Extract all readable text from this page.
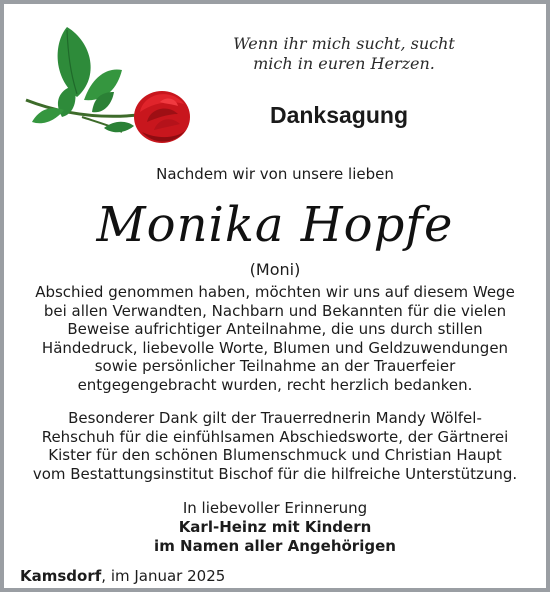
Wenn ihr mich sucht, sucht
mich in euren Herzen.
Danksagung
Nachdem wir von unsere lieben
Monika Hopfe
(Moni)
Abschied genommen haben, möchten wir uns auf diesem Wege
bei allen Verwandten, Nachbarn und Bekannten für die vielen
Beweise aufrichtiger Anteilnahme, die uns durch stillen
Händedruck, liebevolle Worte, Blumen und Geldzuwendungen
sowie persönlicher Teilnahme an der Trauerfeier
entgegengebracht wurden, recht herzlich bedanken.
Besonderer Dank gilt der Trauerrednerin Mandy Wölfel-
Rehschuh für die einfühlsamen Abschiedsworte, der Gärtnerei
Kister für den schönen Blumenschmuck und Christian Haupt
vom Bestattungsinstitut Bischof für die hilfreiche Unterstützung.
In liebevoller Erinnerung
Karl-Heinz mit Kindern
im Namen aller Angehörigen
Kamsdorf, im Januar 2025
....
What is needed | Retype the listing above exactly, please. Pictures do not belong in the copy.

Response to this task |
Extract all readable text from this page.
Wenn ihr mich sucht, sucht
mich in euren Herzen.
Danksagung
Nachdem wir von unsere lieben
Monika Hopfe
(Moni)
Abschied genommen haben, möchten wir uns auf diesem Wege
bei allen Verwandten, Nachbarn und Bekannten für die vielen
Beweise aufrichtiger Anteilnahme, die uns durch stillen
Händedruck, liebevolle Worte, Blumen und Geldzuwendungen
sowie persönlicher Teilnahme an der Trauerfeier
entgegengebracht wurden, recht herzlich bedanken.
Besonderer Dank gilt der Trauerrednerin Mandy Wölfel-
Rehschuh für die einfühlsamen Abschiedsworte, der Gärtnerei
Kister für den schönen Blumenschmuck und Christian Haupt
vom Bestattungsinstitut Bischof für die hilfreiche Unterstützung.
In liebevoller Erinnerung
Karl-Heinz mit Kindern
im Namen aller Angehörigen
Kamsdorf, im Januar 2025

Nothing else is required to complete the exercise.